━━ SUPPLIED INFORMATION

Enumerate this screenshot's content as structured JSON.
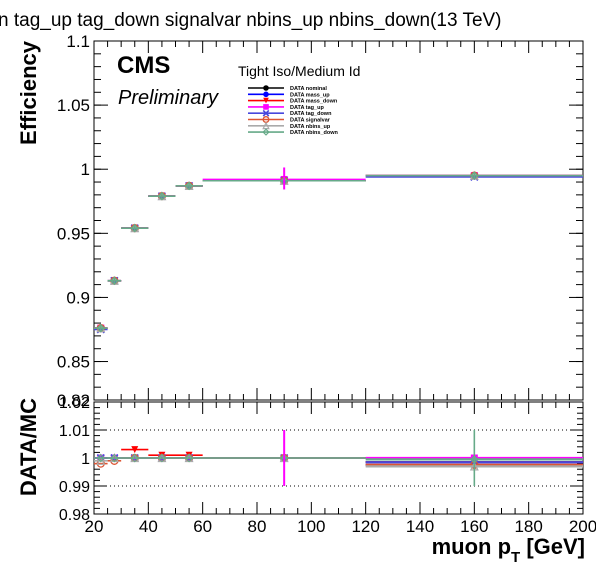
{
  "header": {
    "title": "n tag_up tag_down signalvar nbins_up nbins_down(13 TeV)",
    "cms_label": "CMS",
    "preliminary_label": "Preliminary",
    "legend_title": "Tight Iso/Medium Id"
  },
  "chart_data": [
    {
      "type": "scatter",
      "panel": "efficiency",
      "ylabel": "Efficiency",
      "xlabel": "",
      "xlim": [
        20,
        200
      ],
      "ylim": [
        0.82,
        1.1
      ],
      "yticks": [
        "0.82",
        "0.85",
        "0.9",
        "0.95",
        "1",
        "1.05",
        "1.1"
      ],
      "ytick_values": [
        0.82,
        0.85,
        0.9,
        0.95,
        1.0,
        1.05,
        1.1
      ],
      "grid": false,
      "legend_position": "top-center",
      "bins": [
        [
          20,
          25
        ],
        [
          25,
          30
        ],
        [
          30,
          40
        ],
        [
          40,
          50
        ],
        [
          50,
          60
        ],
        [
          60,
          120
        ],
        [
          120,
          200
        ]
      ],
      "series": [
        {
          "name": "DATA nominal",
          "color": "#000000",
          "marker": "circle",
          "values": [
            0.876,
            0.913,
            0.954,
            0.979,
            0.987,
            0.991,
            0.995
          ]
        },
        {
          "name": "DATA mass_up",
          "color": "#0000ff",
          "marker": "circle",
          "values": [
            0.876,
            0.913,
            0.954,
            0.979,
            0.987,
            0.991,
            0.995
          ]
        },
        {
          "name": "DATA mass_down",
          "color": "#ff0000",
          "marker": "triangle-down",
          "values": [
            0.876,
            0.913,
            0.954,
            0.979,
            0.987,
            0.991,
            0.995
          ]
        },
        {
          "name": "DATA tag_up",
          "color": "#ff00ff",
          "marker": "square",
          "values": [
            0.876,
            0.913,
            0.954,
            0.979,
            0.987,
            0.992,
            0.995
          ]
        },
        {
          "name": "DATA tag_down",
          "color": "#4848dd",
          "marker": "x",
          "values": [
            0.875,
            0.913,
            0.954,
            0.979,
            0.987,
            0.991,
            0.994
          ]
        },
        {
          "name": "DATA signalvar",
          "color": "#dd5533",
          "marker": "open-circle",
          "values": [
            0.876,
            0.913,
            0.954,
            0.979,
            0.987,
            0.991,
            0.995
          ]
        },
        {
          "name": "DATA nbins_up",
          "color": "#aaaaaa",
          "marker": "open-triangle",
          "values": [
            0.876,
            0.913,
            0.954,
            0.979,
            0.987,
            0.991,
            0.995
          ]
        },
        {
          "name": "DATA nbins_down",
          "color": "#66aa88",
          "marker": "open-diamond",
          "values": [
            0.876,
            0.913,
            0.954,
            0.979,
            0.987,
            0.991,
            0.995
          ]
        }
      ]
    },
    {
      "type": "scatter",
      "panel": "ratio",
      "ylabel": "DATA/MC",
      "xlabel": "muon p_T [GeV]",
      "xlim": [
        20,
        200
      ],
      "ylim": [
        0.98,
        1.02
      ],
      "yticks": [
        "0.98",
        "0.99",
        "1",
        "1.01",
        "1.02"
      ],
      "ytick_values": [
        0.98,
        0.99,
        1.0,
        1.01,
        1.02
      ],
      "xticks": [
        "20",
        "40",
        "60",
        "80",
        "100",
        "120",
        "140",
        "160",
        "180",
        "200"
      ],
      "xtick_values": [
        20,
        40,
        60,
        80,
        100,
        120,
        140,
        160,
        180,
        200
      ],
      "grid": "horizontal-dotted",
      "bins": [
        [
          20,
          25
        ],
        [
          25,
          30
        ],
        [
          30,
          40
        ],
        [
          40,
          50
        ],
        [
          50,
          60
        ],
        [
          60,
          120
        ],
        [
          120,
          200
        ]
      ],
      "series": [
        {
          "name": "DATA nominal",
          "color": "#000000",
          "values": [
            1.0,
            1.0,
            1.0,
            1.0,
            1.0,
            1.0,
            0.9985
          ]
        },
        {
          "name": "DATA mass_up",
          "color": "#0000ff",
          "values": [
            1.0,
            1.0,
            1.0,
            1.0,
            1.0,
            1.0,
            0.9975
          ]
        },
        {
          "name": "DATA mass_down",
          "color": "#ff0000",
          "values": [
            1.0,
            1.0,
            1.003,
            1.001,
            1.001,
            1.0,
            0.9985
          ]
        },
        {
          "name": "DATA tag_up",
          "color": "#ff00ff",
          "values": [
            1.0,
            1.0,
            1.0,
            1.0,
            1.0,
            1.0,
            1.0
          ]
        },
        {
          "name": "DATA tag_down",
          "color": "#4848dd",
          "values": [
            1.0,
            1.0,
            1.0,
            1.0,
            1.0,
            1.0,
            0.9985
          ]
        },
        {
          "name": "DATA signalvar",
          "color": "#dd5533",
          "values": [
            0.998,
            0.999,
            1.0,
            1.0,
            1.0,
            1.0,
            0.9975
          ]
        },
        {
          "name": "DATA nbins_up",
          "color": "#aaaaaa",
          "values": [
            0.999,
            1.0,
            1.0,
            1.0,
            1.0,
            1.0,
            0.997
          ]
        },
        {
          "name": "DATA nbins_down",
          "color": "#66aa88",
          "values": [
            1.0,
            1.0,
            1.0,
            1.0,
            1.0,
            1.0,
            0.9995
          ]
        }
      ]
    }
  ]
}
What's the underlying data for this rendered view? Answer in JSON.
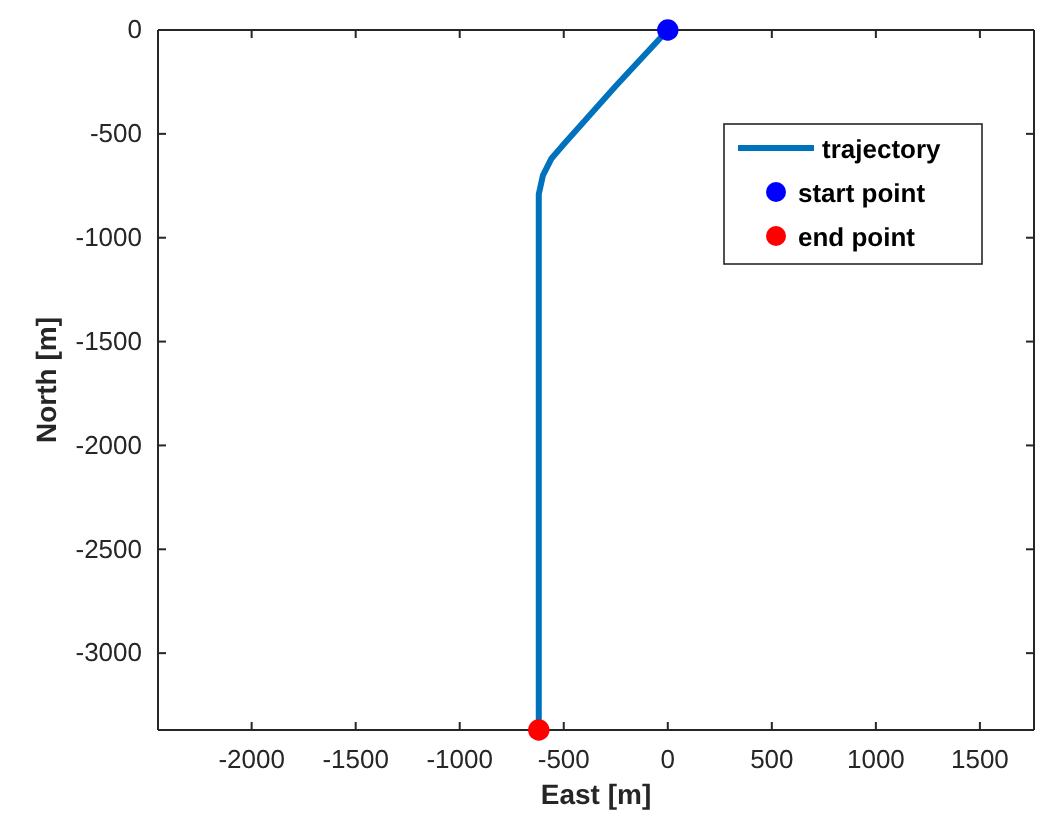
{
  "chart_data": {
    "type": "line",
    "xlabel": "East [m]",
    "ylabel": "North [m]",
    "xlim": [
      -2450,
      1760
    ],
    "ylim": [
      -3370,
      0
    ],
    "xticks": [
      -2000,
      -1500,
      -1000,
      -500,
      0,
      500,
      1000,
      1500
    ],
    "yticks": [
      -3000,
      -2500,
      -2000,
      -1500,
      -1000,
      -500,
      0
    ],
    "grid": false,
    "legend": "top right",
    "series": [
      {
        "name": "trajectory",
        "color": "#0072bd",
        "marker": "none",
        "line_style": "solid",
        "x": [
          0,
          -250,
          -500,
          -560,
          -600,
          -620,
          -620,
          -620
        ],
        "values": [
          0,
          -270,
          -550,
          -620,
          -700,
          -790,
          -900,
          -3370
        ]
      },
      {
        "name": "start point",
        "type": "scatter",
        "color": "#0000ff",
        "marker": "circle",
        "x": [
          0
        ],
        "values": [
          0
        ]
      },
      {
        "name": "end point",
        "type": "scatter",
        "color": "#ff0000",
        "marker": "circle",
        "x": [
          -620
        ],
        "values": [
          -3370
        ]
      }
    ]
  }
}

━━━━

- [GIVEN PROBLEM] Write out the entries above word for word. Do not include the pictures.

- [TASK SOLUTION]
Enumerate this screenshot's content as structured JSON.
{
  "header": {
    "title": "n tag_up tag_down signalvar nbins_up nbins_down(13 TeV)",
    "cms_label": "CMS",
    "preliminary_label": "Preliminary",
    "legend_title": "Tight Iso/Medium Id"
  },
  "chart_data": [
    {
      "type": "scatter",
      "panel": "efficiency",
      "ylabel": "Efficiency",
      "xlabel": "",
      "xlim": [
        20,
        200
      ],
      "ylim": [
        0.82,
        1.1
      ],
      "yticks": [
        "0.82",
        "0.85",
        "0.9",
        "0.95",
        "1",
        "1.05",
        "1.1"
      ],
      "ytick_values": [
        0.82,
        0.85,
        0.9,
        0.95,
        1.0,
        1.05,
        1.1
      ],
      "grid": false,
      "legend_position": "top-center",
      "bins": [
        [
          20,
          25
        ],
        [
          25,
          30
        ],
        [
          30,
          40
        ],
        [
          40,
          50
        ],
        [
          50,
          60
        ],
        [
          60,
          120
        ],
        [
          120,
          200
        ]
      ],
      "series": [
        {
          "name": "DATA nominal",
          "color": "#000000",
          "marker": "circle",
          "values": [
            0.876,
            0.913,
            0.954,
            0.979,
            0.987,
            0.991,
            0.995
          ]
        },
        {
          "name": "DATA mass_up",
          "color": "#0000ff",
          "marker": "circle",
          "values": [
            0.876,
            0.913,
            0.954,
            0.979,
            0.987,
            0.991,
            0.995
          ]
        },
        {
          "name": "DATA mass_down",
          "color": "#ff0000",
          "marker": "triangle-down",
          "values": [
            0.876,
            0.913,
            0.954,
            0.979,
            0.987,
            0.991,
            0.995
          ]
        },
        {
          "name": "DATA tag_up",
          "color": "#ff00ff",
          "marker": "square",
          "values": [
            0.876,
            0.913,
            0.954,
            0.979,
            0.987,
            0.992,
            0.995
          ]
        },
        {
          "name": "DATA tag_down",
          "color": "#4848dd",
          "marker": "x",
          "values": [
            0.875,
            0.913,
            0.954,
            0.979,
            0.987,
            0.991,
            0.994
          ]
        },
        {
          "name": "DATA signalvar",
          "color": "#dd5533",
          "marker": "open-circle",
          "values": [
            0.876,
            0.913,
            0.954,
            0.979,
            0.987,
            0.991,
            0.995
          ]
        },
        {
          "name": "DATA nbins_up",
          "color": "#aaaaaa",
          "marker": "open-triangle",
          "values": [
            0.876,
            0.913,
            0.954,
            0.979,
            0.987,
            0.991,
            0.995
          ]
        },
        {
          "name": "DATA nbins_down",
          "color": "#66aa88",
          "marker": "open-diamond",
          "values": [
            0.876,
            0.913,
            0.954,
            0.979,
            0.987,
            0.991,
            0.995
          ]
        }
      ]
    },
    {
      "type": "scatter",
      "panel": "ratio",
      "ylabel": "DATA/MC",
      "xlabel": "muon p_T [GeV]",
      "xlim": [
        20,
        200
      ],
      "ylim": [
        0.98,
        1.02
      ],
      "yticks": [
        "0.98",
        "0.99",
        "1",
        "1.01",
        "1.02"
      ],
      "ytick_values": [
        0.98,
        0.99,
        1.0,
        1.01,
        1.02
      ],
      "xticks": [
        "20",
        "40",
        "60",
        "80",
        "100",
        "120",
        "140",
        "160",
        "180",
        "200"
      ],
      "xtick_values": [
        20,
        40,
        60,
        80,
        100,
        120,
        140,
        160,
        180,
        200
      ],
      "grid": "horizontal-dotted",
      "bins": [
        [
          20,
          25
        ],
        [
          25,
          30
        ],
        [
          30,
          40
        ],
        [
          40,
          50
        ],
        [
          50,
          60
        ],
        [
          60,
          120
        ],
        [
          120,
          200
        ]
      ],
      "series": [
        {
          "name": "DATA nominal",
          "color": "#000000",
          "values": [
            1.0,
            1.0,
            1.0,
            1.0,
            1.0,
            1.0,
            0.9985
          ]
        },
        {
          "name": "DATA mass_up",
          "color": "#0000ff",
          "values": [
            1.0,
            1.0,
            1.0,
            1.0,
            1.0,
            1.0,
            0.9975
          ]
        },
        {
          "name": "DATA mass_down",
          "color": "#ff0000",
          "values": [
            1.0,
            1.0,
            1.003,
            1.001,
            1.001,
            1.0,
            0.9985
          ]
        },
        {
          "name": "DATA tag_up",
          "color": "#ff00ff",
          "values": [
            1.0,
            1.0,
            1.0,
            1.0,
            1.0,
            1.0,
            1.0
          ]
        },
        {
          "name": "DATA tag_down",
          "color": "#4848dd",
          "values": [
            1.0,
            1.0,
            1.0,
            1.0,
            1.0,
            1.0,
            0.9985
          ]
        },
        {
          "name": "DATA signalvar",
          "color": "#dd5533",
          "values": [
            0.998,
            0.999,
            1.0,
            1.0,
            1.0,
            1.0,
            0.9975
          ]
        },
        {
          "name": "DATA nbins_up",
          "color": "#aaaaaa",
          "values": [
            0.999,
            1.0,
            1.0,
            1.0,
            1.0,
            1.0,
            0.997
          ]
        },
        {
          "name": "DATA nbins_down",
          "color": "#66aa88",
          "values": [
            1.0,
            1.0,
            1.0,
            1.0,
            1.0,
            1.0,
            0.9995
          ]
        }
      ]
    }
  ]
}
What's the underlying data for this rendered view? Answer in JSON.
{
  "chart_data": {
    "type": "line",
    "xlabel": "East [m]",
    "ylabel": "North [m]",
    "xlim": [
      -2450,
      1760
    ],
    "ylim": [
      -3370,
      0
    ],
    "xticks": [
      -2000,
      -1500,
      -1000,
      -500,
      0,
      500,
      1000,
      1500
    ],
    "yticks": [
      -3000,
      -2500,
      -2000,
      -1500,
      -1000,
      -500,
      0
    ],
    "grid": false,
    "legend": "top right",
    "series": [
      {
        "name": "trajectory",
        "color": "#0072bd",
        "marker": "none",
        "line_style": "solid",
        "x": [
          0,
          -250,
          -500,
          -560,
          -600,
          -620,
          -620,
          -620
        ],
        "values": [
          0,
          -270,
          -550,
          -620,
          -700,
          -790,
          -900,
          -3370
        ]
      },
      {
        "name": "start point",
        "type": "scatter",
        "color": "#0000ff",
        "marker": "circle",
        "x": [
          0
        ],
        "values": [
          0
        ]
      },
      {
        "name": "end point",
        "type": "scatter",
        "color": "#ff0000",
        "marker": "circle",
        "x": [
          -620
        ],
        "values": [
          -3370
        ]
      }
    ]
  }
}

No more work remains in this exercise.